Short task: Return each line of the listing that contains the string "bersifat".

*** Available data

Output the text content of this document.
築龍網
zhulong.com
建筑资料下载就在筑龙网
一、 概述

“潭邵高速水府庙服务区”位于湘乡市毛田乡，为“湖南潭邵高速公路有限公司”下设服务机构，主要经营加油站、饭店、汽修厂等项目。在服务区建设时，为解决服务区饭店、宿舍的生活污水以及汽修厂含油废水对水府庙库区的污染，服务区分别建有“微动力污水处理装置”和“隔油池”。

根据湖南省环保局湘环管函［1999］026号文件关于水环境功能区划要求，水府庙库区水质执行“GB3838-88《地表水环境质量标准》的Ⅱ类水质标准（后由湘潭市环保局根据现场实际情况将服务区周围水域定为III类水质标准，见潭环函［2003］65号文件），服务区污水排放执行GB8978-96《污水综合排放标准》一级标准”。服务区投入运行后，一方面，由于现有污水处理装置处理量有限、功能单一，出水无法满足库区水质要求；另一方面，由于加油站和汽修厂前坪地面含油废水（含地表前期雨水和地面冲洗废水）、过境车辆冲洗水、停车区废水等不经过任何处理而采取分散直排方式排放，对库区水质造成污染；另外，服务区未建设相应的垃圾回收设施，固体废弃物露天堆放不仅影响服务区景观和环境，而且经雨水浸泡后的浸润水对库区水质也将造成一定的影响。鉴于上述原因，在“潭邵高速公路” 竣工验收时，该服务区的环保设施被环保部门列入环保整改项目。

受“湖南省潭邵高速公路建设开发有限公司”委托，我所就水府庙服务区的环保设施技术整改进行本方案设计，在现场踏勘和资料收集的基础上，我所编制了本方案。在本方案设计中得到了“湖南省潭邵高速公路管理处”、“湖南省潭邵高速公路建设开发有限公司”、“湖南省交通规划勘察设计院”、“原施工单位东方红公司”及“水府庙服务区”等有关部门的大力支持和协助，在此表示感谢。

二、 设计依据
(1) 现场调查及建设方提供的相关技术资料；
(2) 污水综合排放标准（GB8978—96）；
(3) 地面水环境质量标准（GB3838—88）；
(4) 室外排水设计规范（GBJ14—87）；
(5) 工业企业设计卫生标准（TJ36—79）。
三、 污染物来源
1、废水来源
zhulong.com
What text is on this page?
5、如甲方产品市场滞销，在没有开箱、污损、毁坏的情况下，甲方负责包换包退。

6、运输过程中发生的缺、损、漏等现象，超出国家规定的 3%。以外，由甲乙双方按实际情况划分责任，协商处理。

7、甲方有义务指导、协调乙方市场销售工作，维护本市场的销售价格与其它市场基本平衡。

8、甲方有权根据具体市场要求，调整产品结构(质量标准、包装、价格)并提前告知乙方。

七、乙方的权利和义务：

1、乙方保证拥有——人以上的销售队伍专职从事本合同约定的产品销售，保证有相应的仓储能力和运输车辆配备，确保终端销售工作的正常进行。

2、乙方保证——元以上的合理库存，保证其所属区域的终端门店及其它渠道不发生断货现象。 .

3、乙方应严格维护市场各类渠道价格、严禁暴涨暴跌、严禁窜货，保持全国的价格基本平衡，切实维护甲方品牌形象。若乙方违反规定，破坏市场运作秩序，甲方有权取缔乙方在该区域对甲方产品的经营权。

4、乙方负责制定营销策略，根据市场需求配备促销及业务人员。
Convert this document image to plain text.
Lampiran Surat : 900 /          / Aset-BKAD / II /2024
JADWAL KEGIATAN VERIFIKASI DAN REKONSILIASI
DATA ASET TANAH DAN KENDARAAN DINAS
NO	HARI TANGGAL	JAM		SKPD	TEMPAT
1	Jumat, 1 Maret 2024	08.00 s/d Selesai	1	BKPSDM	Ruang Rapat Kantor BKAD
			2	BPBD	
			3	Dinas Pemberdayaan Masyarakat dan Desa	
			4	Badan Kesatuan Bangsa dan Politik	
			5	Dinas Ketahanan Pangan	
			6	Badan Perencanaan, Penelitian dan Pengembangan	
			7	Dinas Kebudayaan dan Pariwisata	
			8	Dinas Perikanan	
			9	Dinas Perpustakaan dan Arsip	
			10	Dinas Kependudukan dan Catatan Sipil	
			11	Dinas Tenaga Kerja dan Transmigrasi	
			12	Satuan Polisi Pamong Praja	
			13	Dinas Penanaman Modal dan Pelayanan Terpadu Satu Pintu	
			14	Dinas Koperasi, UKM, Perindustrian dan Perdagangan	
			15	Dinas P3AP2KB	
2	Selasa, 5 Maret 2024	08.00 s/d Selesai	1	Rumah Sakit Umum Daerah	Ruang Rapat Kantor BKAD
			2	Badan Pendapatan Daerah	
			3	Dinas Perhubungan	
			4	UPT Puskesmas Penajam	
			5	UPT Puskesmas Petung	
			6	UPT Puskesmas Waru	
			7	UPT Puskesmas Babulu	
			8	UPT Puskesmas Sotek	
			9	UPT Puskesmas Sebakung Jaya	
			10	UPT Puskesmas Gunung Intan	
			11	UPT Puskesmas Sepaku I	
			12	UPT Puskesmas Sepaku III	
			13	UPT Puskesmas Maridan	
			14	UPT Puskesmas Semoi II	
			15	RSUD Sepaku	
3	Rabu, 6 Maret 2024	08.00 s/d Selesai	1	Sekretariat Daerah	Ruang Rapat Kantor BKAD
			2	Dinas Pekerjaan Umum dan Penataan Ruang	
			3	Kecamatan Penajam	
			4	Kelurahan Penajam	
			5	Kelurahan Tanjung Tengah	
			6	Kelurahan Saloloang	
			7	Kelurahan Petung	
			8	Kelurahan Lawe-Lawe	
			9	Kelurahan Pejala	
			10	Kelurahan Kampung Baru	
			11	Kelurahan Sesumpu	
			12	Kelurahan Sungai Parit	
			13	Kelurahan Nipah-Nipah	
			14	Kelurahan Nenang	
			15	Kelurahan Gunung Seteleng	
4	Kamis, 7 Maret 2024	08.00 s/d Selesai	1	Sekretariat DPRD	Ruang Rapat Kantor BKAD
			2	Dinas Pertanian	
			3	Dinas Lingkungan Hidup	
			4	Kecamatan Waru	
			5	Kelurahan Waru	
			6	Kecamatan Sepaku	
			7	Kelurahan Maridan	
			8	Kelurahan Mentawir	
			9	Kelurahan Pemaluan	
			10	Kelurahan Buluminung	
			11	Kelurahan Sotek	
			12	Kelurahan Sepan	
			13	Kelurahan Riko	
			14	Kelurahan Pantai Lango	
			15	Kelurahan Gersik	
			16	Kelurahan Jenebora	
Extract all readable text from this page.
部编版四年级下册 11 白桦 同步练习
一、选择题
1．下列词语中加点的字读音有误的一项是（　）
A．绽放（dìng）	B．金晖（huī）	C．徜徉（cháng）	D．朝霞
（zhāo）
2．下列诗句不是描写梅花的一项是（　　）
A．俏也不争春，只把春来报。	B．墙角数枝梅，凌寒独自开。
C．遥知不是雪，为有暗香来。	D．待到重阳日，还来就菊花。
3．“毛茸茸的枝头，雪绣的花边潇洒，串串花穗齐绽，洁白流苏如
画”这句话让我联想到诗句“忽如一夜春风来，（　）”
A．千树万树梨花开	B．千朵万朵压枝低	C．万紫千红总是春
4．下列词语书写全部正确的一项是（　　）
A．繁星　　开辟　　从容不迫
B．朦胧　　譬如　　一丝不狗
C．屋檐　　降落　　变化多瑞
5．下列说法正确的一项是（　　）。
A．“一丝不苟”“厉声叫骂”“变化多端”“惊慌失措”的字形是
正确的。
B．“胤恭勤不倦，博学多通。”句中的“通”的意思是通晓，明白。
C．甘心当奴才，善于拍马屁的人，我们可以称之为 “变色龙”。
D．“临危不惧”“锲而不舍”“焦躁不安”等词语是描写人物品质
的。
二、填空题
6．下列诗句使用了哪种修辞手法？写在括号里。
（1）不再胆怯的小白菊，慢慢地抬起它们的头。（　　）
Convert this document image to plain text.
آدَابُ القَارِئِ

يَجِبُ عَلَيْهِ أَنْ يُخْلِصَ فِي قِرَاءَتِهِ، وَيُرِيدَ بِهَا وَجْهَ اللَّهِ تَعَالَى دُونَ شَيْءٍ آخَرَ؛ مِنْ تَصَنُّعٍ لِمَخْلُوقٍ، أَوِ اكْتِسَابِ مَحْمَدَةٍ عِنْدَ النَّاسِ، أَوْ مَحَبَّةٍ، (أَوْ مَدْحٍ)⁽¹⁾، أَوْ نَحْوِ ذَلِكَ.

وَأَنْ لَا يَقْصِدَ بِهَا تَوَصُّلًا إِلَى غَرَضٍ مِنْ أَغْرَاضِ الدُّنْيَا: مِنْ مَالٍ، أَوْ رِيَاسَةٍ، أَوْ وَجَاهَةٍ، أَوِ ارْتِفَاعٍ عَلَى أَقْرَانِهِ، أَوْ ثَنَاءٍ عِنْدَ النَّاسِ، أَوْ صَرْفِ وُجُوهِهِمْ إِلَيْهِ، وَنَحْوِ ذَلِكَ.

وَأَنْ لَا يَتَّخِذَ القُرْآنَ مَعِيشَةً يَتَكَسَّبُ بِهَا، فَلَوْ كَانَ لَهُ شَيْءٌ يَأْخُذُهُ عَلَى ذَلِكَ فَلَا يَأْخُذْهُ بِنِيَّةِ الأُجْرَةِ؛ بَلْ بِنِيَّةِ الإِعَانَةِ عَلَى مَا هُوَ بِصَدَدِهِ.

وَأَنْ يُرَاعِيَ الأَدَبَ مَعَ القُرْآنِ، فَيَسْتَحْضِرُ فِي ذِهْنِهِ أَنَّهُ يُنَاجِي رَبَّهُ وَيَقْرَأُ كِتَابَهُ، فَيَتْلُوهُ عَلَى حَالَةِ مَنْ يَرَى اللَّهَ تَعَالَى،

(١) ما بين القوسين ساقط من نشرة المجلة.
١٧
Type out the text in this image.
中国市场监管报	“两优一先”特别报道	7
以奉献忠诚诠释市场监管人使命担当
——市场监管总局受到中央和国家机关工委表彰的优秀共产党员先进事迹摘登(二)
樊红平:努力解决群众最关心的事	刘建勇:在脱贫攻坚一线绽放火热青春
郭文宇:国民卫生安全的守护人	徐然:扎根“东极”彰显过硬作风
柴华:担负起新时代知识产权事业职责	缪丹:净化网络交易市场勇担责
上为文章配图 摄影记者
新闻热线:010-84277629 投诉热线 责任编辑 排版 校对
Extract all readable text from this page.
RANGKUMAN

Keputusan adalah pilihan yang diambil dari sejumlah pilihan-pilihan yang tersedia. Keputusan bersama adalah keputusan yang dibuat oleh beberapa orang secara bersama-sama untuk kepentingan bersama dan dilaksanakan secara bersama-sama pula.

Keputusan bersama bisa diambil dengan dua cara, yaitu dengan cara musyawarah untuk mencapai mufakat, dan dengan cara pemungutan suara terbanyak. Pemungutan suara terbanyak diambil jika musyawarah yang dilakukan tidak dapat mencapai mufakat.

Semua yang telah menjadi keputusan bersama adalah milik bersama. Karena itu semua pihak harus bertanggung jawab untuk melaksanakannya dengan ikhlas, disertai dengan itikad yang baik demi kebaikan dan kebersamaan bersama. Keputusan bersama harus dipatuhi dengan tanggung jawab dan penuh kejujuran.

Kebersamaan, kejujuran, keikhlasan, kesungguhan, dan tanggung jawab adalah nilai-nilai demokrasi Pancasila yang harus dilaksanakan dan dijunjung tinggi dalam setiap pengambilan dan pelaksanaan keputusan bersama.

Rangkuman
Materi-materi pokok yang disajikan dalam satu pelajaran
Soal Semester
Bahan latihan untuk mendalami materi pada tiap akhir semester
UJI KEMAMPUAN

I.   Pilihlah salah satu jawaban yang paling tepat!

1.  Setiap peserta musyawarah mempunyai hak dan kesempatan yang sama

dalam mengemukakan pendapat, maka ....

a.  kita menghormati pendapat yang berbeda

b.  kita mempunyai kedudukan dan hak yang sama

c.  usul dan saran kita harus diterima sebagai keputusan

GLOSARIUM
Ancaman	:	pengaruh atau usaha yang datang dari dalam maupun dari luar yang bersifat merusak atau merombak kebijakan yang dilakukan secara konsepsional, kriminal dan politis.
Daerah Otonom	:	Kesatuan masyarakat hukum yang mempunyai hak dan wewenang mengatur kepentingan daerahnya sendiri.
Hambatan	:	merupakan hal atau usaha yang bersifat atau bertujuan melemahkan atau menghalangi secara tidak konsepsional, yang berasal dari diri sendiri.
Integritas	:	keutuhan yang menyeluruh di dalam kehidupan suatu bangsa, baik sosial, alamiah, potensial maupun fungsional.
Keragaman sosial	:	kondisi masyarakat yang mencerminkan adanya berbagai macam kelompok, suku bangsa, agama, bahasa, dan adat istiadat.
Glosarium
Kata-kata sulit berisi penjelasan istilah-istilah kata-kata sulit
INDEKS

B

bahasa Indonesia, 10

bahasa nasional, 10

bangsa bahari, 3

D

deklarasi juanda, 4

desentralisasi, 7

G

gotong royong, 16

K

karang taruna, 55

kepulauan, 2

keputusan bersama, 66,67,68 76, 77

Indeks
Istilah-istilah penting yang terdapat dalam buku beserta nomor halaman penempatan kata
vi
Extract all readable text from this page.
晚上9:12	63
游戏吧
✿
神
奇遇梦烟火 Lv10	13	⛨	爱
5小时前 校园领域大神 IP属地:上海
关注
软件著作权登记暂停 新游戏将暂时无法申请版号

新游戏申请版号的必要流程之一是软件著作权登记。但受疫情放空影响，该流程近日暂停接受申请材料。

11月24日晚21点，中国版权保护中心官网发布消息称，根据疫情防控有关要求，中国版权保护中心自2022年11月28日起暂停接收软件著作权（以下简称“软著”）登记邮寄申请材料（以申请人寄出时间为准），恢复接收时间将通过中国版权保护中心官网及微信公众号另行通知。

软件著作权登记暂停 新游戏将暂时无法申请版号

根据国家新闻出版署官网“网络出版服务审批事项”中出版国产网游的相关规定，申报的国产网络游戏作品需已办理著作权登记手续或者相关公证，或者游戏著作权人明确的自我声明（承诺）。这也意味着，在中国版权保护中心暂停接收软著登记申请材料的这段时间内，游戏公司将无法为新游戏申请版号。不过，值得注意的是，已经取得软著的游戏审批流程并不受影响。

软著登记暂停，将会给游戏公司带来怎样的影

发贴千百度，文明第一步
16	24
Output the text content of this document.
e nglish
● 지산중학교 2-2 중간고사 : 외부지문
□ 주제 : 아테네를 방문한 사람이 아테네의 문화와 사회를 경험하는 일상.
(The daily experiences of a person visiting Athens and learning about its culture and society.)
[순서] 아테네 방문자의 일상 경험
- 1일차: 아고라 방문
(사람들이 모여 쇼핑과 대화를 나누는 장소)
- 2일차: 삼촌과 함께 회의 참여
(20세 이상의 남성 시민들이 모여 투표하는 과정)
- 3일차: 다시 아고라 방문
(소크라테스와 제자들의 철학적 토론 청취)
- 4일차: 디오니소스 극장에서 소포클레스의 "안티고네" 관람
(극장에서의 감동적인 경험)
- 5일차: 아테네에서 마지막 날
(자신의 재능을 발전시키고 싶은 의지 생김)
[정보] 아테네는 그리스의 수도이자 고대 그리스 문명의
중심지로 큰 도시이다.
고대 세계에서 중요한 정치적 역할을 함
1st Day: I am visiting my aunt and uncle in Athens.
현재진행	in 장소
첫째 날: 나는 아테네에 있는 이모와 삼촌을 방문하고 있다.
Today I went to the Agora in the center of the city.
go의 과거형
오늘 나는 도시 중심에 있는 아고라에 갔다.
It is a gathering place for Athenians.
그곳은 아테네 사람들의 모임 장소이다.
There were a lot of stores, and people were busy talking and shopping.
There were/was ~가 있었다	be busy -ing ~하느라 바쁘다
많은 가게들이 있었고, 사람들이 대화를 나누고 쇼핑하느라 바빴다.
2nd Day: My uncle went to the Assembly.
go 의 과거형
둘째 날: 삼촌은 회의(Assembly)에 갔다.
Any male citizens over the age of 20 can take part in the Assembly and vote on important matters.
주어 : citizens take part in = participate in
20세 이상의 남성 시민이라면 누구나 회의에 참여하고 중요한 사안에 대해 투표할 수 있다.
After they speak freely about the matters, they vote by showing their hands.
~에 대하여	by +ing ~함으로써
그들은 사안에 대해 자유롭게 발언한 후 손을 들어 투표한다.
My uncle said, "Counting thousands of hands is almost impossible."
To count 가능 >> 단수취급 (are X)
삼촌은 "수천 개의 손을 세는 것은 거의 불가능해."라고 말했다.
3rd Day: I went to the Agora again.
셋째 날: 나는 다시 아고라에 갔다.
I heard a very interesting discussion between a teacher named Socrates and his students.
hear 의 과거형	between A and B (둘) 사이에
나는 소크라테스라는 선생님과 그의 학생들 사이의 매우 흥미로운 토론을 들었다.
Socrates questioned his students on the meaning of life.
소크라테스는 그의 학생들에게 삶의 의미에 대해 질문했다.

******

Finished exercise:
Ancaman	:	pengaruh atau usaha yang datang dari dalam maupun dari luar yang bersifat merusak atau merombak kebijakan yang dilakukan secara konsepsional, kriminal dan politis.
Hambatan	:	merupakan hal atau usaha yang bersifat atau bertujuan melemahkan atau menghalangi secara tidak konsepsional, yang berasal dari diri sendiri.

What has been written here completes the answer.